___ Input ___

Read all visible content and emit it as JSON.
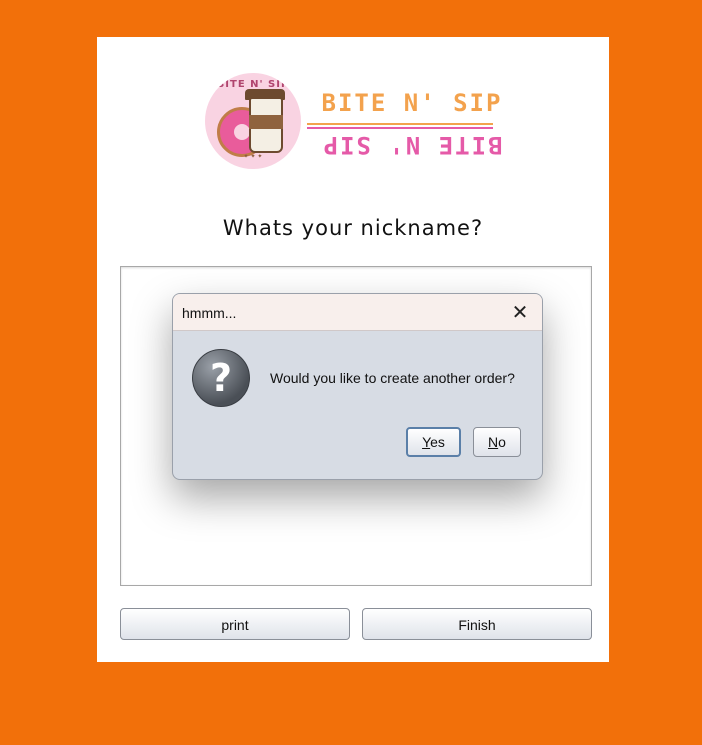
{
  "logo": {
    "badge_arc_text": "BITE N' SIP",
    "brand_text": "BITE N' SIP",
    "brand_mirrored_text": "BITE N' SIP",
    "badge_bottom_text": "✦ ✦ ✦"
  },
  "form": {
    "question": "Whats your nickname?",
    "nickname_value": "",
    "print_label": "print",
    "finish_label": "Finish"
  },
  "dialog": {
    "title": "hmmm...",
    "close_glyph": "✕",
    "icon": "question-icon",
    "message": "Would you like to create another order?",
    "yes_mnemonic": "Y",
    "yes_rest": "es",
    "no_mnemonic": "N",
    "no_rest": "o"
  },
  "colors": {
    "background": "#f2700a",
    "brand_orange": "#f3a24d",
    "brand_pink": "#e55aa8"
  }
}
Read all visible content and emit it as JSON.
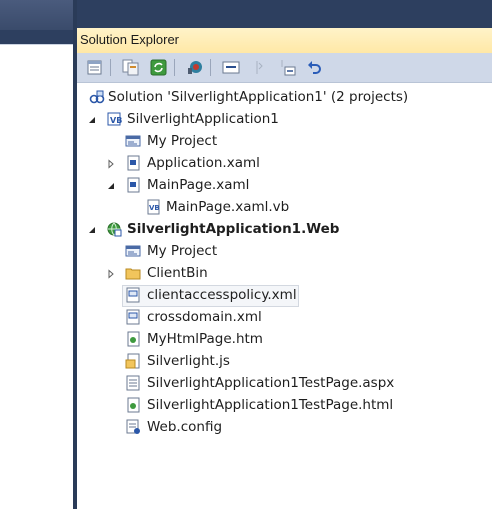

___

> _What you should do_
Take the listing and print it again exactly, but without any pictures.

> _Full solution_
Read all visible content and emit it as JSON.
{
  "logo": {
    "badge_arc_text": "BITE N' SIP",
    "brand_text": "BITE N' SIP",
    "brand_mirrored_text": "BITE N' SIP",
    "badge_bottom_text": "✦ ✦ ✦"
  },
  "form": {
    "question": "Whats your nickname?",
    "nickname_value": "",
    "print_label": "print",
    "finish_label": "Finish"
  },
  "dialog": {
    "title": "hmmm...",
    "close_glyph": "✕",
    "icon": "question-icon",
    "message": "Would you like to create another order?",
    "yes_mnemonic": "Y",
    "yes_rest": "es",
    "no_mnemonic": "N",
    "no_rest": "o"
  },
  "colors": {
    "background": "#f2700a",
    "brand_orange": "#f3a24d",
    "brand_pink": "#e55aa8"
  }
}
Read all visible content and emit it as JSON.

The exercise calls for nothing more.